EXERCISE AIM: Of the lines in these entries, how many contain the string "screenshot"? Give the number and nothing else.

RECORDS SHOWN:
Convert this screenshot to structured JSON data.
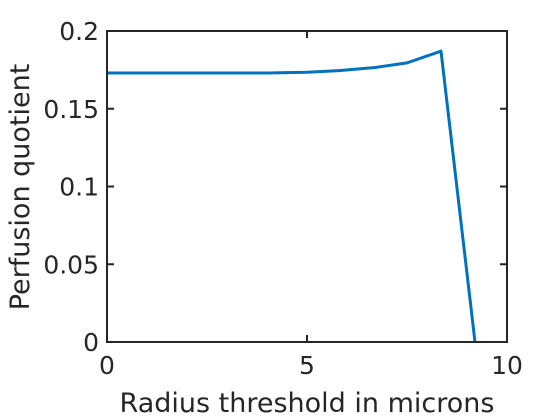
{
  "chart_data": {
    "type": "line",
    "title": "",
    "xlabel": "Radius threshold in microns",
    "ylabel": "Perfusion quotient",
    "xlim": [
      0,
      10
    ],
    "ylim": [
      0,
      0.2
    ],
    "grid": false,
    "legend": "none",
    "x_ticks": [
      0,
      5,
      10
    ],
    "x_tick_labels": [
      "0",
      "5",
      "10"
    ],
    "y_ticks": [
      0,
      0.05,
      0.1,
      0.15,
      0.2
    ],
    "y_tick_labels": [
      "0",
      "0.05",
      "0.1",
      "0.15",
      "0.2"
    ],
    "series": [
      {
        "color": "#0072BD",
        "x": [
          0,
          1,
          2,
          3,
          4,
          5,
          5.8,
          6.7,
          7.5,
          8.35,
          9.2
        ],
        "y": [
          0.173,
          0.173,
          0.173,
          0.173,
          0.173,
          0.1735,
          0.1745,
          0.1765,
          0.1795,
          0.187,
          0
        ]
      }
    ]
  }
}
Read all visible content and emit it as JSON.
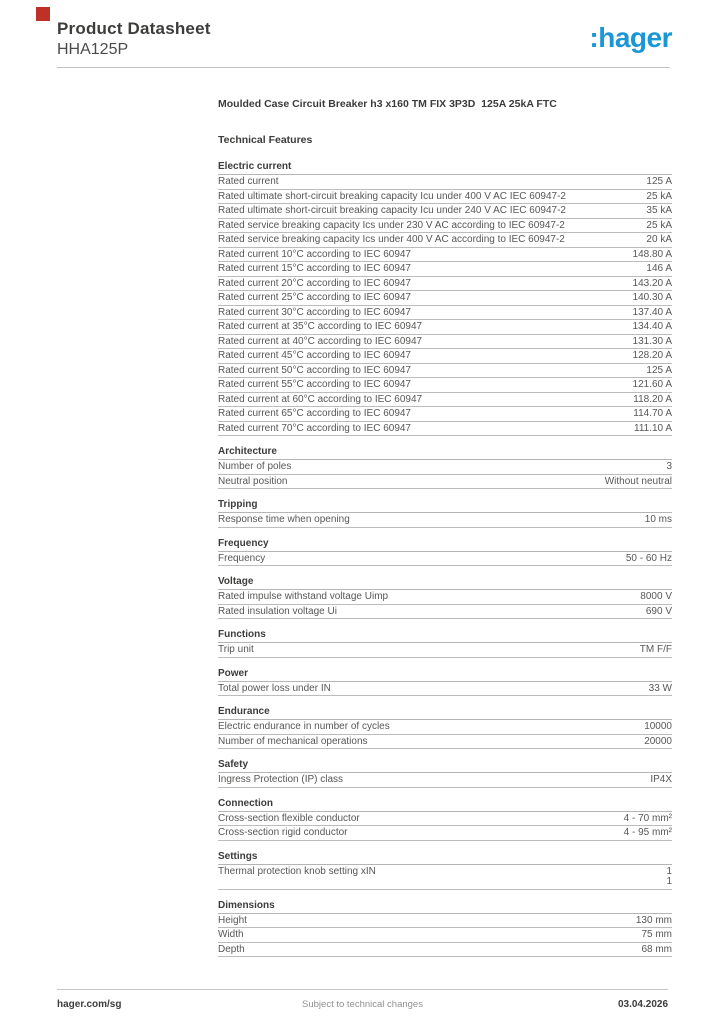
{
  "header": {
    "title": "Product Datasheet",
    "subtitle": "HHA125P",
    "logo_text": ":hager",
    "logo_color": "#1a97d4"
  },
  "decoration": {
    "corner_square_color": "#bf3128"
  },
  "product_title": "Moulded Case Circuit Breaker h3 x160 TM FIX 3P3D  125A 25kA FTC",
  "technical_features_heading": "Technical Features",
  "sections": [
    {
      "title": "Electric current",
      "rows": [
        {
          "label": "Rated current",
          "value": "125 A"
        },
        {
          "label": "Rated ultimate short-circuit breaking capacity Icu under 400 V AC IEC 60947-2",
          "value": "25 kA"
        },
        {
          "label": "Rated ultimate short-circuit breaking capacity Icu under 240 V AC IEC 60947-2",
          "value": "35 kA"
        },
        {
          "label": "Rated service breaking capacity Ics under 230 V AC according to IEC 60947-2",
          "value": "25 kA"
        },
        {
          "label": "Rated service breaking capacity Ics under 400 V AC according to IEC 60947-2",
          "value": "20 kA"
        },
        {
          "label": "Rated current 10°C according to IEC 60947",
          "value": "148.80 A"
        },
        {
          "label": "Rated current 15°C according to IEC 60947",
          "value": "146 A"
        },
        {
          "label": "Rated current 20°C according to IEC 60947",
          "value": "143.20 A"
        },
        {
          "label": "Rated current 25°C according to IEC 60947",
          "value": "140.30 A"
        },
        {
          "label": "Rated current 30°C according to IEC 60947",
          "value": "137.40 A"
        },
        {
          "label": "Rated current at 35°C according to IEC 60947",
          "value": "134.40 A"
        },
        {
          "label": "Rated current at 40°C according to IEC 60947",
          "value": "131.30 A"
        },
        {
          "label": "Rated current 45°C according to IEC 60947",
          "value": "128.20 A"
        },
        {
          "label": "Rated current 50°C according to IEC 60947",
          "value": "125 A"
        },
        {
          "label": "Rated current 55°C according to IEC 60947",
          "value": "121.60 A"
        },
        {
          "label": "Rated current at 60°C according to IEC 60947",
          "value": "118.20 A"
        },
        {
          "label": "Rated current 65°C according to IEC 60947",
          "value": "114.70 A"
        },
        {
          "label": "Rated current 70°C according to IEC 60947",
          "value": "111.10 A"
        }
      ]
    },
    {
      "title": "Architecture",
      "rows": [
        {
          "label": "Number of poles",
          "value": "3"
        },
        {
          "label": "Neutral position",
          "value": "Without neutral"
        }
      ]
    },
    {
      "title": "Tripping",
      "rows": [
        {
          "label": "Response time when opening",
          "value": "10 ms"
        }
      ]
    },
    {
      "title": "Frequency",
      "rows": [
        {
          "label": "Frequency",
          "value": "50 - 60 Hz"
        }
      ]
    },
    {
      "title": "Voltage",
      "rows": [
        {
          "label": "Rated impulse withstand voltage Uimp",
          "value": "8000 V"
        },
        {
          "label": "Rated insulation voltage Ui",
          "value": "690 V"
        }
      ]
    },
    {
      "title": "Functions",
      "rows": [
        {
          "label": "Trip unit",
          "value": "TM F/F"
        }
      ]
    },
    {
      "title": "Power",
      "rows": [
        {
          "label": "Total power loss under IN",
          "value": "33 W"
        }
      ]
    },
    {
      "title": "Endurance",
      "rows": [
        {
          "label": "Electric endurance in number of cycles",
          "value": "10000"
        },
        {
          "label": "Number of mechanical operations",
          "value": "20000"
        }
      ]
    },
    {
      "title": "Safety",
      "rows": [
        {
          "label": "Ingress Protection (IP) class",
          "value": "IP4X"
        }
      ]
    },
    {
      "title": "Connection",
      "rows": [
        {
          "label": "Cross-section flexible conductor",
          "value": "4 - 70 mm²"
        },
        {
          "label": "Cross-section rigid conductor",
          "value": "4 - 95 mm²"
        }
      ]
    },
    {
      "title": "Settings",
      "rows": [
        {
          "label": "Thermal protection knob setting xIN",
          "value": "1\n1"
        }
      ]
    },
    {
      "title": "Dimensions",
      "rows": [
        {
          "label": "Height",
          "value": "130 mm"
        },
        {
          "label": "Width",
          "value": "75 mm"
        },
        {
          "label": "Depth",
          "value": "68 mm"
        }
      ]
    }
  ],
  "footer": {
    "left": "hager.com/sg",
    "center": "Subject to technical changes",
    "right": "03.04.2026"
  }
}
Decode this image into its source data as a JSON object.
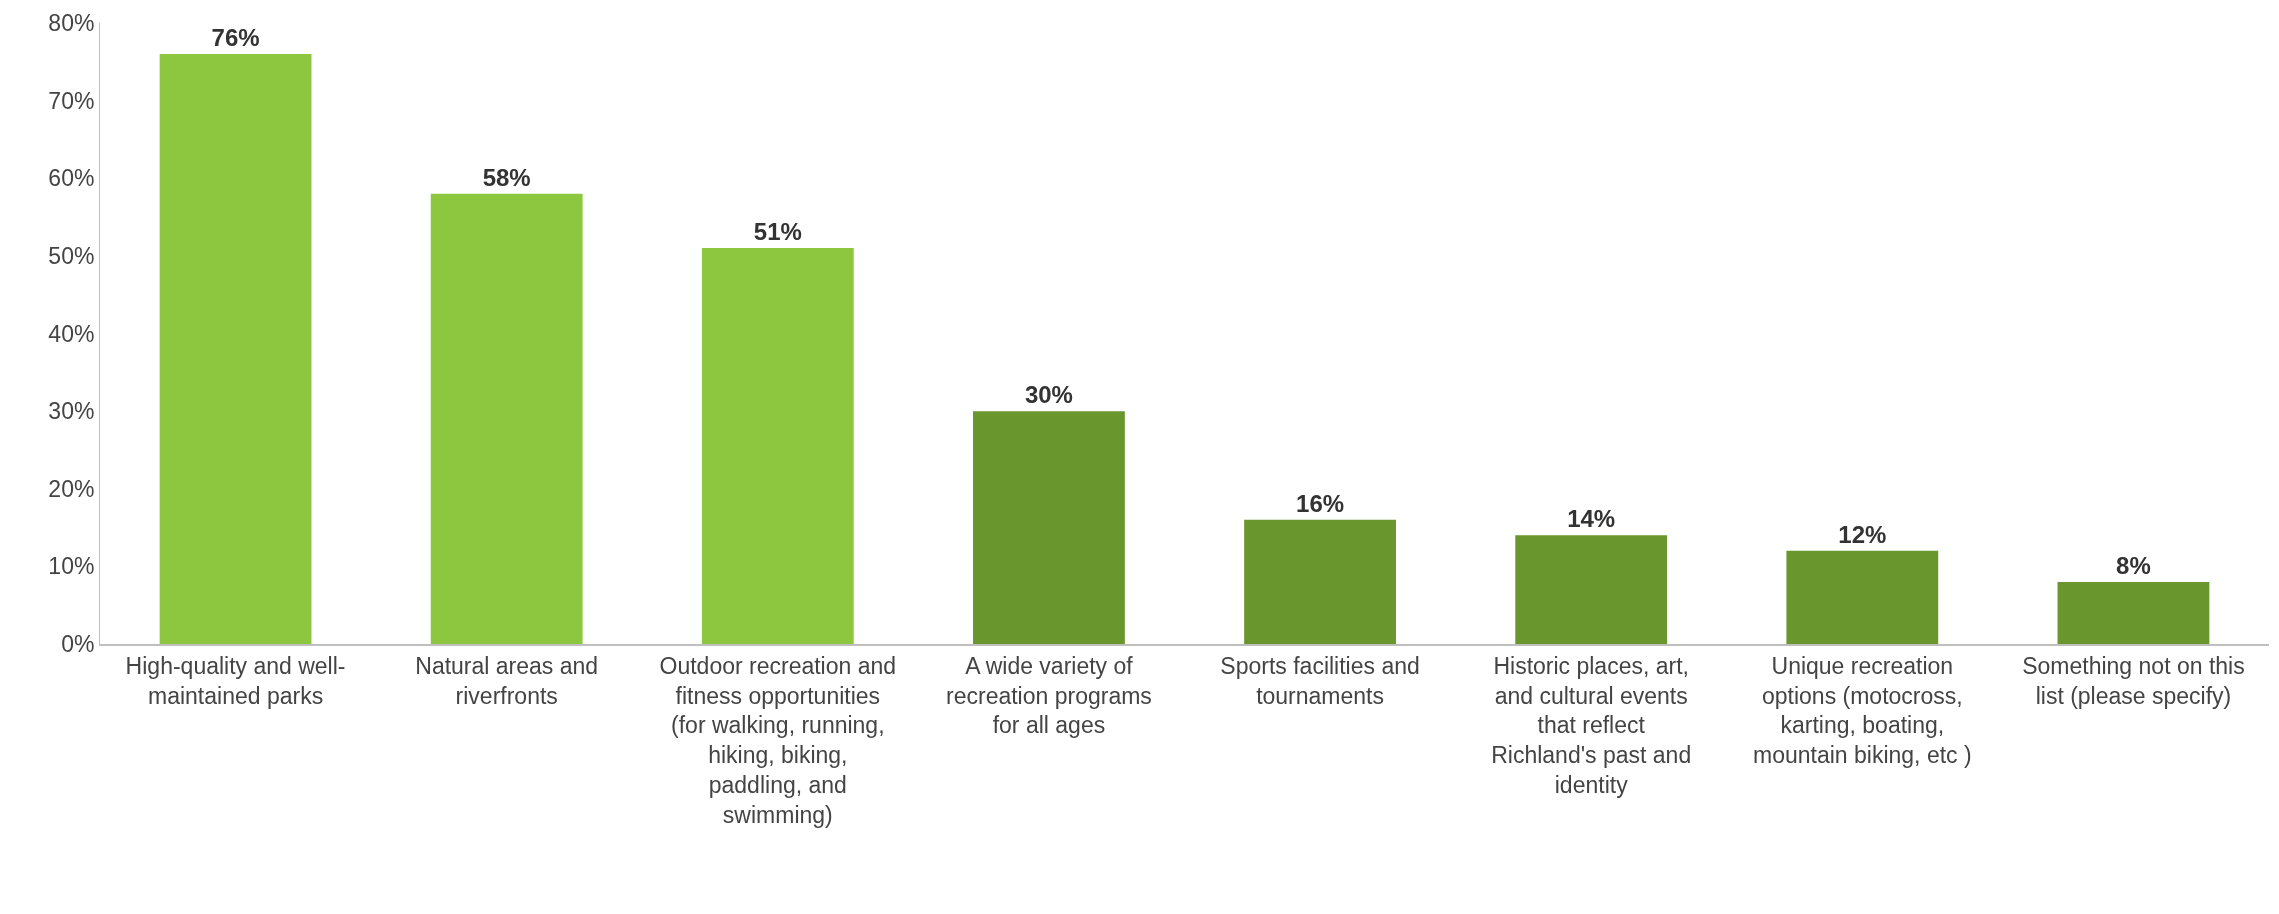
{
  "chart_data": {
    "type": "bar",
    "categories": [
      "High-quality and well-maintained parks",
      "Natural areas and riverfronts",
      "Outdoor recreation and fitness opportunities (for walking, running, hiking, biking, paddling, and swimming)",
      "A wide variety of recreation programs for all ages",
      "Sports facilities and tournaments",
      "Historic places, art, and cultural events that reflect Richland's past and identity",
      "Unique recreation options (motocross, karting, boating, mountain biking, etc )",
      "Something not on this list (please specify)"
    ],
    "values": [
      76,
      58,
      51,
      30,
      16,
      14,
      12,
      8
    ],
    "value_labels": [
      "76%",
      "58%",
      "51%",
      "30%",
      "16%",
      "14%",
      "12%",
      "8%"
    ],
    "colors": [
      "#8dc63f",
      "#8dc63f",
      "#8dc63f",
      "#6a962e",
      "#6a962e",
      "#6a962e",
      "#6a962e",
      "#6a962e"
    ],
    "ylim": [
      0,
      80
    ],
    "yticks": [
      {
        "value": 0,
        "label": "0%"
      },
      {
        "value": 10,
        "label": "10%"
      },
      {
        "value": 20,
        "label": "20%"
      },
      {
        "value": 30,
        "label": "30%"
      },
      {
        "value": 40,
        "label": "40%"
      },
      {
        "value": 50,
        "label": "50%"
      },
      {
        "value": 60,
        "label": "60%"
      },
      {
        "value": 70,
        "label": "70%"
      },
      {
        "value": 80,
        "label": "80%"
      }
    ]
  }
}
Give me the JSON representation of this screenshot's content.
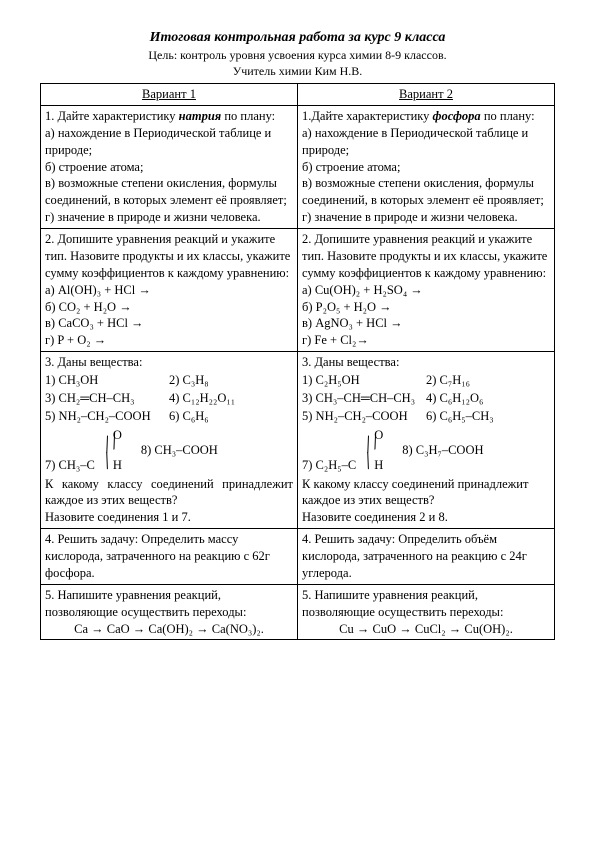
{
  "header": {
    "title": "Итоговая контрольная работа за курс 9 класса",
    "subtitle": "Цель: контроль уровня усвоения курса химии 8-9 классов.",
    "teacher": "Учитель химии Ким Н.В."
  },
  "columns": {
    "v1": "Вариант 1",
    "v2": "Вариант 2"
  },
  "q1": {
    "v1": {
      "lead": "1. Дайте характеристику ",
      "elem": "натрия",
      "tail": " по плану:",
      "a": "а) нахождение в Периодической таблице и природе;",
      "b": "б) строение атома;",
      "c": "в) возможные степени окисления, формулы соединений, в которых элемент её проявляет;",
      "d": "г) значение в природе и жизни человека."
    },
    "v2": {
      "lead": "1.Дайте характеристику ",
      "elem": "фосфора",
      "tail": " по плану:",
      "a": "а) нахождение в Периодической таблице и природе;",
      "b": "б) строение атома;",
      "c": "в) возможные степени окисления, формулы соединений, в которых элемент её проявляет;",
      "d": "г) значение в природе и жизни человека."
    }
  },
  "q2": {
    "intro": "2. Допишите уравнения реакций и укажите тип. Назовите продукты и их классы, укажите сумму коэффициентов к каждому уравнению:",
    "v1": {
      "a": "а)    Al(OH)₃ + HCl →",
      "b": "б)    CO₂ + H₂O →",
      "c": "в)    CaCO₃ + HCl →",
      "d": "г)    P +  O₂ →"
    },
    "v2": {
      "a": "а)   Cu(OH)₂ + H₂SO₄ →",
      "b": "б)   P₂O₅ + H₂O →",
      "c": "в)   AgNO₃ + HCl →",
      "d": "г)   Fe + Cl₂→"
    }
  },
  "q3": {
    "intro": "3. Даны вещества:",
    "v1": {
      "f1": "1) CH₃OH",
      "f2": "2) C₃H₈",
      "f3": "3) CH₂═CH–CH₃",
      "f4": "4) C₁₂H₂₂O₁₁",
      "f5": "5) NH₂–CH₂–COOH",
      "f6": "6) C₆H₆",
      "f7_pref": "7) CH₃–C",
      "f8": "8) CH₃–COOH",
      "ask1": "К какому классу соединений принадлежит каждое из этих веществ?",
      "ask2": "Назовите соединения 1 и 7."
    },
    "v2": {
      "f1": "1) C₂H₅OH",
      "f2": "2) C₇H₁₆",
      "f3": "3) CH₃–CH═CH–CH₃",
      "f4": "4) C₆H₁₂O₆",
      "f5": "5) NH₂–CH₂–COOH",
      "f6": "6) C₆H₅–CH₃",
      "f7_pref": "7) C₂H₅–C",
      "f8": "8) C₃H₇–COOH",
      "ask1": "К какому классу соединений принадлежит каждое из этих веществ?",
      "ask2": "Назовите соединения 2 и 8."
    }
  },
  "q4": {
    "v1": "4. Решить задачу:  Определить массу кислорода, затраченного на реакцию с 62г фосфора.",
    "v2": "4. Решить задачу:  Определить объём кислорода, затраченного на реакцию с 24г углерода."
  },
  "q5": {
    "intro": "5. Напишите уравнения реакций, позволяющие осуществить переходы:",
    "v1_chain": "Ca → CaO → Ca(OH)₂ → Ca(NO₃)₂.",
    "v2_chain": "Cu → CuO → CuCl₂ → Cu(OH)₂."
  }
}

COMPLETE OUTPUT: 2